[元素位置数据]
^^^^^^^^
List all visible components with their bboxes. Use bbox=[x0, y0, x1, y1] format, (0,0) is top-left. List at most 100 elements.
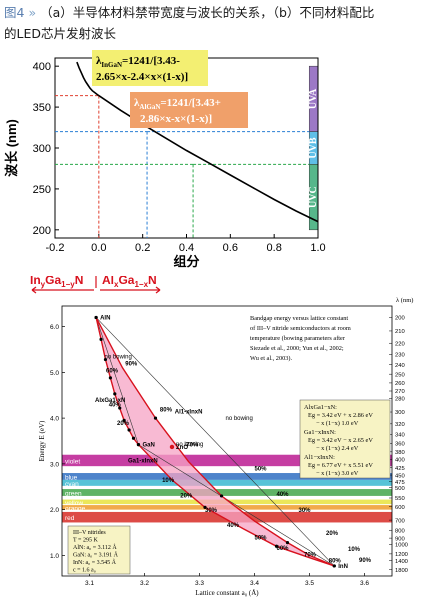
y-tick-label: 400 bbox=[33, 61, 51, 73]
right-tick-label: 425 bbox=[395, 466, 405, 472]
composition-label: 20% bbox=[117, 421, 130, 427]
header-arrow-right bbox=[100, 286, 161, 294]
right-tick-label: 450 bbox=[395, 473, 405, 479]
bowing-region bbox=[96, 317, 335, 566]
right-tick-label: 1400 bbox=[395, 559, 408, 565]
point-label: no bowing bbox=[226, 416, 253, 422]
info-right-title: AlxGa1−xN: bbox=[304, 404, 337, 411]
color-band-violet bbox=[62, 454, 392, 467]
color-band-label-cyan: cyan bbox=[65, 481, 79, 488]
plot-frame-b bbox=[61, 305, 393, 577]
y-tick-label: 200 bbox=[33, 225, 51, 237]
y-tick-label: 350 bbox=[33, 102, 51, 114]
composition-label: 20% bbox=[326, 531, 339, 537]
composition-label: 70% bbox=[304, 552, 317, 558]
color-band-label-violet: violet bbox=[65, 458, 80, 465]
nobow-alinn bbox=[95, 317, 335, 567]
point-label: GaN bbox=[142, 443, 154, 449]
info-right-eq2: − x (1−x) 3.0 eV bbox=[316, 470, 359, 477]
info-right-eq2: − x (1−x) 2.4 eV bbox=[316, 445, 359, 452]
composition-label: 40% bbox=[227, 523, 240, 529]
composition-label: 80% bbox=[160, 407, 173, 413]
color-band-label-blue: blue bbox=[65, 474, 78, 481]
y-tick-label-b: 4.0 bbox=[50, 416, 59, 423]
right-tick-label: 240 bbox=[395, 363, 405, 369]
annotation-algan-line1: λAlGaN=1241/[3.43+ bbox=[134, 97, 221, 111]
x-tick-label: 0.8 bbox=[267, 242, 282, 254]
composition-label: 60% bbox=[277, 546, 290, 552]
right-tick-label: 360 bbox=[395, 442, 405, 448]
info-bottom-c: c = 1.6 a₀ bbox=[73, 568, 96, 574]
figure-number: 图4 bbox=[4, 5, 25, 20]
point-label: ZnO bbox=[176, 445, 188, 451]
right-tick-label: 1800 bbox=[395, 568, 408, 574]
y-tick-label-b: 2.0 bbox=[50, 507, 59, 514]
right-tick-label: 220 bbox=[395, 341, 405, 347]
composition-label: 80% bbox=[329, 559, 342, 565]
y-tick-label-b: 6.0 bbox=[50, 324, 59, 331]
nobow-algan bbox=[95, 317, 139, 445]
info-bottom-title: III–V nitrides bbox=[73, 530, 106, 536]
composition-label: 90% bbox=[125, 361, 138, 367]
y-axis-label-b: Energy E (eV) bbox=[38, 420, 46, 461]
series-b-0-point bbox=[113, 392, 117, 396]
composition-label: 30% bbox=[299, 508, 312, 514]
series-b-2-point bbox=[94, 315, 98, 320]
right-axis-label: λ (nm) bbox=[396, 297, 413, 304]
info-right-eq1: Eg = 3.42 eV + x 2.86 eV bbox=[308, 412, 373, 419]
right-tick-label: 500 bbox=[395, 486, 405, 492]
series-label: Ga1-xInxN bbox=[128, 459, 158, 465]
info-top-line3: temperature (bowing parameters after bbox=[250, 335, 346, 342]
composition-label: 10% bbox=[348, 547, 361, 553]
series-label: AlxGa1-xN bbox=[95, 398, 125, 404]
y-tick-label-b: 1.0 bbox=[50, 553, 59, 560]
series-b-1-point bbox=[203, 505, 207, 509]
series-b-2-point bbox=[332, 564, 336, 568]
series-b-1 bbox=[137, 444, 335, 567]
header-arrow-left bbox=[31, 286, 94, 294]
right-tick-label: 800 bbox=[395, 528, 405, 534]
series-b-1-point bbox=[136, 443, 141, 447]
info-right-title: Ga1−xInxN: bbox=[304, 429, 336, 436]
info-bottom-inn: InN: a₀ = 3.545 Å bbox=[73, 558, 117, 566]
caption-line-2: 的LED芯片发射波长 bbox=[4, 26, 116, 41]
band-label-uvb: UVB bbox=[308, 137, 319, 158]
info-top-line1: Bandgap energy versus lattice constant bbox=[250, 315, 348, 322]
info-bottom-temp: T = 295 K bbox=[73, 538, 98, 544]
color-band-label-red: red bbox=[65, 515, 75, 522]
chart-a: UVA UVB UVC -0.2 0.0 0.2 0.4 0.6 0.8 1.0 200 250 300… bbox=[4, 50, 326, 269]
band-label-uvc: UVC bbox=[308, 186, 319, 208]
x-tick-label: 0.4 bbox=[179, 242, 194, 254]
x-tick-label-b: 3.6 bbox=[360, 580, 369, 587]
info-bottom-aln: AlN: a₀ = 3.112 Å bbox=[73, 543, 117, 551]
info-right-eq1: Eg = 6.77 eV + x 5.51 eV bbox=[308, 462, 373, 469]
info-right-title: Al1−xInxN: bbox=[304, 454, 335, 461]
series-b-2-point bbox=[219, 494, 224, 498]
series-b-1-point bbox=[274, 544, 279, 548]
right-tick-label: 400 bbox=[395, 458, 405, 464]
nobow-gainn bbox=[138, 444, 335, 567]
point-label: AlN bbox=[100, 315, 110, 321]
point-label: no bowing bbox=[105, 354, 132, 360]
annotation-algan-line2: 2.86×x-x×(1-x)] bbox=[140, 113, 212, 125]
series-b-2-point bbox=[153, 416, 158, 420]
right-tick-label: 210 bbox=[395, 329, 405, 335]
series-label: Al1-xInxN bbox=[175, 410, 203, 416]
composition-label: 60% bbox=[106, 368, 119, 374]
x-tick-label: 0.6 bbox=[223, 242, 238, 254]
series-b-0-point bbox=[99, 337, 103, 342]
right-tick-label: 550 bbox=[395, 496, 405, 502]
info-top-line2: of III–V nitride semiconductors at room bbox=[250, 325, 351, 332]
x-tick-label: -0.2 bbox=[46, 242, 65, 254]
info-bottom-box bbox=[67, 525, 131, 575]
series-b-0-point bbox=[103, 357, 108, 362]
right-tick-label: 250 bbox=[395, 372, 405, 378]
composition-label: 70% bbox=[186, 442, 199, 448]
y-tick-label-b: 3.0 bbox=[50, 461, 59, 468]
x-axis-label: 组分 bbox=[173, 254, 199, 269]
caption-arrows: » bbox=[28, 5, 37, 20]
info-bottom-gan: GaN: a₀ = 3.191 Å bbox=[73, 551, 119, 559]
series-b-0-point bbox=[108, 376, 112, 380]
^^^^^^^^
### [要做的事]
从含有“y-tick-label: 400 bbox=[33, 61, 51, 73]”的那一行开始，到含有“composition-label: 70% bbox=[304, 552, 317, 558]”的那一行结束，把这些行一字不改地抄下来，头尾两行都要抄。

### [练习结果]
y-tick-label: 400 bbox=[33, 61, 51, 73]
right-tick-label: 425 bbox=[395, 466, 405, 472]
composition-label: 20% bbox=[117, 421, 130, 427]
header-arrow-right bbox=[100, 286, 161, 294]
right-tick-label: 450 bbox=[395, 473, 405, 479]
bowing-region bbox=[96, 317, 335, 566]
right-tick-label: 1400 bbox=[395, 559, 408, 565]
point-label: no bowing bbox=[226, 416, 253, 422]
info-right-title: AlxGa1−xN: bbox=[304, 404, 337, 411]
color-band-violet bbox=[62, 454, 392, 467]
color-band-label-cyan: cyan bbox=[65, 481, 79, 488]
plot-frame-b bbox=[61, 305, 393, 577]
y-tick-label: 200 bbox=[33, 225, 51, 237]
y-tick-label: 350 bbox=[33, 102, 51, 114]
composition-label: 20% bbox=[326, 531, 339, 537]
composition-label: 70% bbox=[304, 552, 317, 558]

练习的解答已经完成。